→ Task to complete:
Reproduce every line of the listing below word for word, leaving out the picture.

Dataset excerpt:
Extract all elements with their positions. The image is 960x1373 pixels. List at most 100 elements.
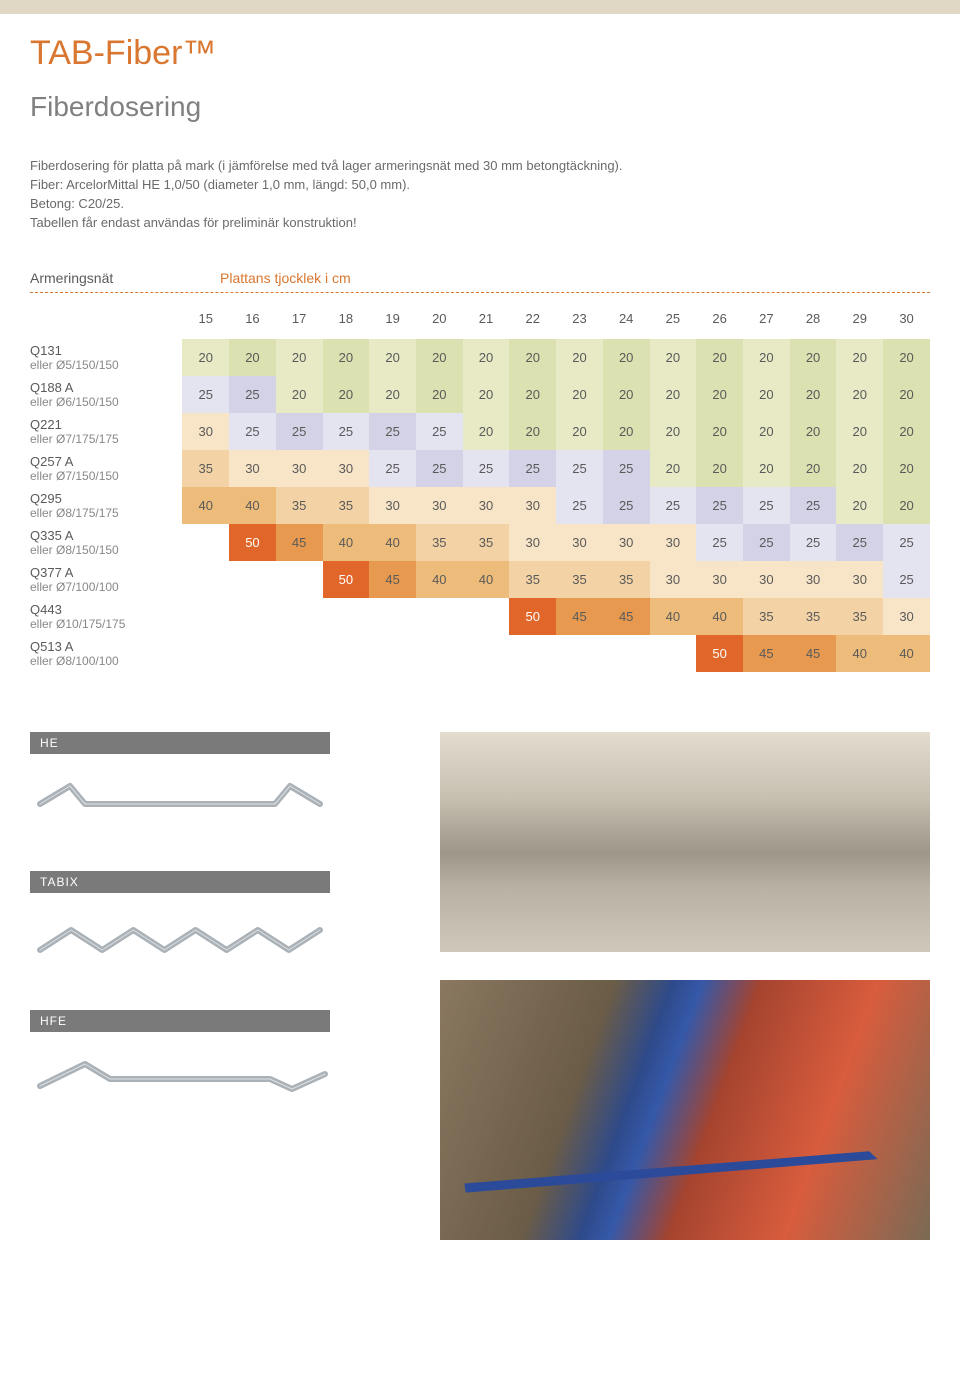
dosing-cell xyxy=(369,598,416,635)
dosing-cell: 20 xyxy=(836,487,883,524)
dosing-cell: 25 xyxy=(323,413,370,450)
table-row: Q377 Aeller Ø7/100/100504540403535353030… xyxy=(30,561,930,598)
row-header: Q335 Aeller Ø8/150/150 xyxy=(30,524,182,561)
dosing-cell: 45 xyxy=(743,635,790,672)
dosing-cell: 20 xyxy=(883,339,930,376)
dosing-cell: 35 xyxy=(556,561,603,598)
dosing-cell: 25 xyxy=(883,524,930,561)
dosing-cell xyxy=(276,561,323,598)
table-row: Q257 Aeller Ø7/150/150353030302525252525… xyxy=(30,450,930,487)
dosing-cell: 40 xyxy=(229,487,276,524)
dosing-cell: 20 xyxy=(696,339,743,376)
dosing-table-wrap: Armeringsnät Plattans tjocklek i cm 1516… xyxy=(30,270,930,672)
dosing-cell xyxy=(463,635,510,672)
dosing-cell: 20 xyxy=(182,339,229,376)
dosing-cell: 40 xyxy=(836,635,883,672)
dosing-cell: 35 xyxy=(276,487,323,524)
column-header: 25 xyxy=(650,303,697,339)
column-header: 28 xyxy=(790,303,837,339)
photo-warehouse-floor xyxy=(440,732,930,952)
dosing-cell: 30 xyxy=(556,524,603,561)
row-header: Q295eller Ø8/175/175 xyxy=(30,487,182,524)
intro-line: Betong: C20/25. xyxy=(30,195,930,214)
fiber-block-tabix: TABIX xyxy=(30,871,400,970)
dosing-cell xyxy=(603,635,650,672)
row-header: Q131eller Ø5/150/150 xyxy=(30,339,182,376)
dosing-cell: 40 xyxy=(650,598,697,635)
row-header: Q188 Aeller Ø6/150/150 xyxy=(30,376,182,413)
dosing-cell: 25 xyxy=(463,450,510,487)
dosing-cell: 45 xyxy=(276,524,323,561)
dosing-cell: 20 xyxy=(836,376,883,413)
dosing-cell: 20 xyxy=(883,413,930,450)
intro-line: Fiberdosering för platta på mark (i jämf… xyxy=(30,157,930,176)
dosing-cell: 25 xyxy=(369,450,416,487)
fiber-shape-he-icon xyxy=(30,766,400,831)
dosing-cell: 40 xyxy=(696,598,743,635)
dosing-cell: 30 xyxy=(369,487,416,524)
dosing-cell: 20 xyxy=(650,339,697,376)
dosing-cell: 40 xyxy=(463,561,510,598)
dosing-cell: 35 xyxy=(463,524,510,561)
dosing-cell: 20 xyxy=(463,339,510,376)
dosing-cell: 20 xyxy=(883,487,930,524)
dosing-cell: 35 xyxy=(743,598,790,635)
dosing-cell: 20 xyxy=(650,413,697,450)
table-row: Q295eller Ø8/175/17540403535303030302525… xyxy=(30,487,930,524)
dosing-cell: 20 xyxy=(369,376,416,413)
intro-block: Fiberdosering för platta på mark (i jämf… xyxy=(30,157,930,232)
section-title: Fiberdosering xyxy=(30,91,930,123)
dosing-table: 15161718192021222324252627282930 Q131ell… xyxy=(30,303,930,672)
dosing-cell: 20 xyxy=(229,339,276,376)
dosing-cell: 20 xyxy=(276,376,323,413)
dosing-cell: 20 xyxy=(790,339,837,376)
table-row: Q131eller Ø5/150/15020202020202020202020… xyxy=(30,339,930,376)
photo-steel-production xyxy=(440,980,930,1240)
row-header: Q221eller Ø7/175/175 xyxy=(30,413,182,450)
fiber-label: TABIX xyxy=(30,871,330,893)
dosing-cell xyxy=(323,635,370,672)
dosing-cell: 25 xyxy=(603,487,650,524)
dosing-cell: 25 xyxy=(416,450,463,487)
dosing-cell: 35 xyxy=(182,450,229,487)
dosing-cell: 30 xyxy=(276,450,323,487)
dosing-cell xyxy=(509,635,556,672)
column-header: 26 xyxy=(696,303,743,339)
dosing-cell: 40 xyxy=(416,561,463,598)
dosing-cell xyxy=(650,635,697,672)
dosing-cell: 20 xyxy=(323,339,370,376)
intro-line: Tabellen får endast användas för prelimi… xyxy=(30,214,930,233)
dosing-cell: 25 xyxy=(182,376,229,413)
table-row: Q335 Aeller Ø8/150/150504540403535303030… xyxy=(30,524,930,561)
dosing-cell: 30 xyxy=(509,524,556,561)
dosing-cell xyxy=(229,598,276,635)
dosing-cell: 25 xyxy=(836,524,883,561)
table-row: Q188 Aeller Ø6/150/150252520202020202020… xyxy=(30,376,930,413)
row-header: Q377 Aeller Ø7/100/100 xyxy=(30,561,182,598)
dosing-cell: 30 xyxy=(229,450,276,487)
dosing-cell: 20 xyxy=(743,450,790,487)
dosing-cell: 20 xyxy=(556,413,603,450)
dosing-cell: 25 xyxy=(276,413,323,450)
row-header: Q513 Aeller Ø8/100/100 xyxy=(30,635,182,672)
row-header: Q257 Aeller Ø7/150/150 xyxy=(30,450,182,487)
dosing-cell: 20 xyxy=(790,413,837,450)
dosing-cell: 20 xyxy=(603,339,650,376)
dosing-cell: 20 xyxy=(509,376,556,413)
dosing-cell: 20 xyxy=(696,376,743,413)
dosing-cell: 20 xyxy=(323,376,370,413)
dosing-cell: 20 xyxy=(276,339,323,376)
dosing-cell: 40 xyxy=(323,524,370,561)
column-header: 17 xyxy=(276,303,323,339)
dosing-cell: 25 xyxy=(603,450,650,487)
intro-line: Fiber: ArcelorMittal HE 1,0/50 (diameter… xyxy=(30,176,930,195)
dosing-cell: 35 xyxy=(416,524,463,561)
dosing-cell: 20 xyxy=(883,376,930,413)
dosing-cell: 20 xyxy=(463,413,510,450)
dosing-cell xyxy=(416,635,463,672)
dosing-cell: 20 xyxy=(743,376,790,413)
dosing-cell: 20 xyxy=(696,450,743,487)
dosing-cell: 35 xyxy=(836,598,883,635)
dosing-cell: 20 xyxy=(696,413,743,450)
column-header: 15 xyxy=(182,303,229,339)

→ Answer to this exercise:
Extract all elements with their positions. The image is 960x1373 pixels. List at most 100 elements.
dosing-cell xyxy=(369,598,416,635)
dosing-cell: 20 xyxy=(836,487,883,524)
dosing-cell: 25 xyxy=(323,413,370,450)
table-row: Q377 Aeller Ø7/100/100504540403535353030… xyxy=(30,561,930,598)
row-header: Q335 Aeller Ø8/150/150 xyxy=(30,524,182,561)
dosing-cell: 45 xyxy=(743,635,790,672)
dosing-cell: 20 xyxy=(883,339,930,376)
dosing-cell: 35 xyxy=(556,561,603,598)
dosing-cell: 25 xyxy=(883,524,930,561)
dosing-cell xyxy=(276,561,323,598)
table-row: Q257 Aeller Ø7/150/150353030302525252525… xyxy=(30,450,930,487)
dosing-cell: 40 xyxy=(229,487,276,524)
dosing-cell: 20 xyxy=(696,339,743,376)
dosing-table-wrap: Armeringsnät Plattans tjocklek i cm 1516… xyxy=(30,270,930,672)
dosing-cell xyxy=(463,635,510,672)
dosing-cell: 20 xyxy=(182,339,229,376)
dosing-cell: 40 xyxy=(836,635,883,672)
dosing-cell: 35 xyxy=(276,487,323,524)
column-header: 25 xyxy=(650,303,697,339)
column-header: 28 xyxy=(790,303,837,339)
photo-warehouse-floor xyxy=(440,732,930,952)
dosing-cell: 30 xyxy=(556,524,603,561)
row-header: Q295eller Ø8/175/175 xyxy=(30,487,182,524)
intro-line: Betong: C20/25. xyxy=(30,195,930,214)
fiber-block-tabix: TABIX xyxy=(30,871,400,970)
dosing-cell xyxy=(603,635,650,672)
row-header: Q131eller Ø5/150/150 xyxy=(30,339,182,376)
dosing-cell: 40 xyxy=(650,598,697,635)
row-header: Q188 Aeller Ø6/150/150 xyxy=(30,376,182,413)
dosing-cell: 25 xyxy=(463,450,510,487)
dosing-cell: 45 xyxy=(276,524,323,561)
dosing-cell: 20 xyxy=(836,376,883,413)
dosing-cell: 20 xyxy=(883,413,930,450)
intro-line: Fiberdosering för platta på mark (i jämf… xyxy=(30,157,930,176)
dosing-cell: 25 xyxy=(369,450,416,487)
fiber-shape-he-icon xyxy=(30,766,400,831)
dosing-cell: 40 xyxy=(696,598,743,635)
dosing-cell: 30 xyxy=(369,487,416,524)
dosing-cell: 20 xyxy=(650,339,697,376)
dosing-cell: 40 xyxy=(463,561,510,598)
dosing-cell: 35 xyxy=(463,524,510,561)
dosing-cell: 20 xyxy=(463,339,510,376)
dosing-cell: 20 xyxy=(883,487,930,524)
dosing-cell: 35 xyxy=(743,598,790,635)
dosing-cell: 20 xyxy=(650,413,697,450)
table-row: Q295eller Ø8/175/17540403535303030302525… xyxy=(30,487,930,524)
dosing-cell: 20 xyxy=(369,376,416,413)
intro-block: Fiberdosering för platta på mark (i jämf… xyxy=(30,157,930,232)
section-title: Fiberdosering xyxy=(30,91,930,123)
dosing-table: 15161718192021222324252627282930 Q131ell… xyxy=(30,303,930,672)
dosing-cell: 20 xyxy=(229,339,276,376)
dosing-cell: 20 xyxy=(276,376,323,413)
dosing-cell: 20 xyxy=(790,339,837,376)
table-row: Q131eller Ø5/150/15020202020202020202020… xyxy=(30,339,930,376)
photo-steel-production xyxy=(440,980,930,1240)
row-header: Q221eller Ø7/175/175 xyxy=(30,413,182,450)
fiber-label: TABIX xyxy=(30,871,330,893)
dosing-cell xyxy=(323,635,370,672)
dosing-cell: 25 xyxy=(603,487,650,524)
dosing-cell: 25 xyxy=(416,450,463,487)
dosing-cell: 35 xyxy=(182,450,229,487)
dosing-cell: 30 xyxy=(276,450,323,487)
dosing-cell xyxy=(509,635,556,672)
column-header: 26 xyxy=(696,303,743,339)
dosing-cell: 40 xyxy=(416,561,463,598)
dosing-cell xyxy=(650,635,697,672)
dosing-cell: 20 xyxy=(323,339,370,376)
intro-line: Tabellen får endast användas för prelimi… xyxy=(30,214,930,233)
dosing-cell: 25 xyxy=(182,376,229,413)
table-row: Q335 Aeller Ø8/150/150504540403535303030… xyxy=(30,524,930,561)
dosing-cell: 30 xyxy=(509,524,556,561)
dosing-cell xyxy=(229,598,276,635)
dosing-cell: 25 xyxy=(836,524,883,561)
table-row: Q188 Aeller Ø6/150/150252520202020202020… xyxy=(30,376,930,413)
row-header: Q377 Aeller Ø7/100/100 xyxy=(30,561,182,598)
dosing-cell: 30 xyxy=(229,450,276,487)
dosing-cell: 20 xyxy=(743,450,790,487)
dosing-cell: 20 xyxy=(556,413,603,450)
dosing-cell: 25 xyxy=(276,413,323,450)
row-header: Q513 Aeller Ø8/100/100 xyxy=(30,635,182,672)
row-header: Q257 Aeller Ø7/150/150 xyxy=(30,450,182,487)
dosing-cell: 20 xyxy=(790,413,837,450)
dosing-cell: 20 xyxy=(603,339,650,376)
dosing-cell: 20 xyxy=(509,376,556,413)
dosing-cell: 20 xyxy=(696,376,743,413)
dosing-cell: 20 xyxy=(323,376,370,413)
dosing-cell: 20 xyxy=(276,339,323,376)
dosing-cell: 40 xyxy=(323,524,370,561)
column-header: 17 xyxy=(276,303,323,339)
dosing-cell: 25 xyxy=(603,450,650,487)
intro-line: Fiber: ArcelorMittal HE 1,0/50 (diameter… xyxy=(30,176,930,195)
dosing-cell: 35 xyxy=(416,524,463,561)
dosing-cell: 20 xyxy=(883,376,930,413)
dosing-cell: 20 xyxy=(463,413,510,450)
dosing-cell xyxy=(416,635,463,672)
dosing-cell: 20 xyxy=(743,376,790,413)
dosing-cell: 20 xyxy=(696,450,743,487)
dosing-cell: 35 xyxy=(836,598,883,635)
dosing-cell: 20 xyxy=(696,413,743,450)
column-header: 15 xyxy=(182,303,229,339)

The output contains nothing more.